Renvoyez mot pour mot le passage du texte sur l'autorité qui va de « Se débarrasser d’une » à « collective qu’elle paraît. ».

* **Texte à lire**
»»

Ceux qui parviennent le mieux à gérer les conflits sont ceux qui disposent de beaucoup d’autorité, c’est-à-dire d’un pouvoir indiscutable à l’intérieur de leur propre esprit. De même que l’autorité collective se renforce de la reconnaissance spontanée par une foule d’individus, l’autorité personnelle s’accroît de sa cohérence avec une foule variée de concepts sur le monde. L’autorité spirituelle peut être religieuse, scientifique, philosophique, matérialiste, etc, sa force dépend de sa capacité à unifier le monde intérieur de chacun d’entre nous. Ceux tiraillés entre différents pouvoirs, hésitant à trancher, sont des proies faciles pour leurs congénères autoritaires, quelle que soit la valeur de ces manières péremptoires de penser.

Beaucoup de confusion sur l’autorité

Se débarrasser d’une autorité n’est ni possible ni nécessaire. Pourquoi vouloir échapper à notre propre identité ? Nous ne devrions jamais « critiquer l’autorité » mais « critiquer un pouvoir que nous ne reconnaissons pas comme autorité ». Il est cependant possible de modifier l’équilibre des pouvoirs au sein de sa propre autorité. C’est même indispensable si nous voulons étendre notre main-mise sur le monde. Après tout si des choses « échappent à notre autorité », c’est que celle-ci n’est pas si collective qu’elle paraît.

««

* **Extraits de données**
»»

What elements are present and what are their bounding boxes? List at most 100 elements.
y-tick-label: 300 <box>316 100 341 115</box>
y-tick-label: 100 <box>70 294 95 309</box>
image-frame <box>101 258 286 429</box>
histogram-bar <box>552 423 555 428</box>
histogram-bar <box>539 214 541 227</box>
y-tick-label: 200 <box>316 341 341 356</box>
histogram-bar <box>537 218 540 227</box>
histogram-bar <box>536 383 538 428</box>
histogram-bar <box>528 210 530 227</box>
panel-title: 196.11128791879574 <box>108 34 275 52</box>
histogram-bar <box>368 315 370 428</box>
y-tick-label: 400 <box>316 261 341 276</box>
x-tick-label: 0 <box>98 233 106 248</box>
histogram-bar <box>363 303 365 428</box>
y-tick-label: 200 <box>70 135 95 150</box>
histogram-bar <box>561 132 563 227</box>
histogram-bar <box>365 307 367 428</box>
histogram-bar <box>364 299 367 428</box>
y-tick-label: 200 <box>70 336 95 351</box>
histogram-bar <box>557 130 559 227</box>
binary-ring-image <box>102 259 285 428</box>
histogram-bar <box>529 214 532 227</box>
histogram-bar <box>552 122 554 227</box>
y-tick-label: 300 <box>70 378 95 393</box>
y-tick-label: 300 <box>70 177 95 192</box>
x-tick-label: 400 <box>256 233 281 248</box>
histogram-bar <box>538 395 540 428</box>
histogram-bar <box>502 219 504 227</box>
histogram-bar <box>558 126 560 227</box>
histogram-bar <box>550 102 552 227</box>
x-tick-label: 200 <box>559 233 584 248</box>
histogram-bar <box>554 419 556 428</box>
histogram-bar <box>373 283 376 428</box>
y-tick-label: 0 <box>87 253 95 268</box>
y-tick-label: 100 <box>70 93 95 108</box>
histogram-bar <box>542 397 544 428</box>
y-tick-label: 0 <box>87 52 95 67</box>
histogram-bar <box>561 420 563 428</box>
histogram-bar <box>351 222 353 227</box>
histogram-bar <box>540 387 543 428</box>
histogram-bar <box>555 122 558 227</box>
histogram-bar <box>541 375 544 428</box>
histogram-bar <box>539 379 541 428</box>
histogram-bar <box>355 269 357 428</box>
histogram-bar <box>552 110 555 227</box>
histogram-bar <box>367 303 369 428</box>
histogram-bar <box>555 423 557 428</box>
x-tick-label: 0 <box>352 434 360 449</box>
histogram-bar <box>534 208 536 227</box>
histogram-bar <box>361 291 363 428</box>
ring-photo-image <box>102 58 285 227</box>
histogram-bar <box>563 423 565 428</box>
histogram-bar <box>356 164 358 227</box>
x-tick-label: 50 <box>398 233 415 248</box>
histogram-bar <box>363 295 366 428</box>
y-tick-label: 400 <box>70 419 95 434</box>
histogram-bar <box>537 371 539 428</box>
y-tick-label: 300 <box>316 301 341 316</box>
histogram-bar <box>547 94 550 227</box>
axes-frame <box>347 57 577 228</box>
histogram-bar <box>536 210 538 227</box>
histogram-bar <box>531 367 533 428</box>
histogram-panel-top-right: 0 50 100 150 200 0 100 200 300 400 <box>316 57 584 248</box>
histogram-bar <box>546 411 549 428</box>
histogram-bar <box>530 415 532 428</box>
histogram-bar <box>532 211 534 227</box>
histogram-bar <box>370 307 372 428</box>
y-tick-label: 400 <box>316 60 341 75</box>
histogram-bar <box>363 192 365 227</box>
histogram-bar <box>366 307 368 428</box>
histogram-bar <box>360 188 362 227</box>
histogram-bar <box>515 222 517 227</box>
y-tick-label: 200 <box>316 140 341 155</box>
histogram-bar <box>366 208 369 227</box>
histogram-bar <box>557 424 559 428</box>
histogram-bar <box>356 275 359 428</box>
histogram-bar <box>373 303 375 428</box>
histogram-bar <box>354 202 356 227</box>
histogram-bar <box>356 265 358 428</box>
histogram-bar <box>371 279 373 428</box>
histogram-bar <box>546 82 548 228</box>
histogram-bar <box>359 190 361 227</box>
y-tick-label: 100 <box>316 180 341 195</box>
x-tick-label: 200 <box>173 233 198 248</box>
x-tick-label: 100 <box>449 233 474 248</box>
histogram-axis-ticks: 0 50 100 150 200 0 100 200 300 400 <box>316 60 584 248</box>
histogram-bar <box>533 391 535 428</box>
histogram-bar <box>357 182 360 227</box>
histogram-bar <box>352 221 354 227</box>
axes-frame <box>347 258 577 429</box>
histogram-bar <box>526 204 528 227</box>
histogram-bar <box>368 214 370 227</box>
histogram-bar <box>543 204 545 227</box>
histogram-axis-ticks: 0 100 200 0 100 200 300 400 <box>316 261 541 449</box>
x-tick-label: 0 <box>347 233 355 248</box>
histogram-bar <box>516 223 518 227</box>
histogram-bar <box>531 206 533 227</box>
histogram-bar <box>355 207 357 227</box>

««

* **Corrigé**
Se débarrasser d’une autorité n’est ni possible ni nécessaire. Pourquoi vouloir échapper à notre propre identité ? Nous ne devrions jamais « critiquer l’autorité » mais « critiquer un pouvoir que nous ne reconnaissons pas comme autorité ». Il est cependant possible de modifier l’équilibre des pouvoirs au sein de sa propre autorité. C’est même indispensable si nous voulons étendre notre main-mise sur le monde. Après tout si des choses « échappent à notre autorité », c’est que celle-ci n’est pas si collective qu’elle paraît.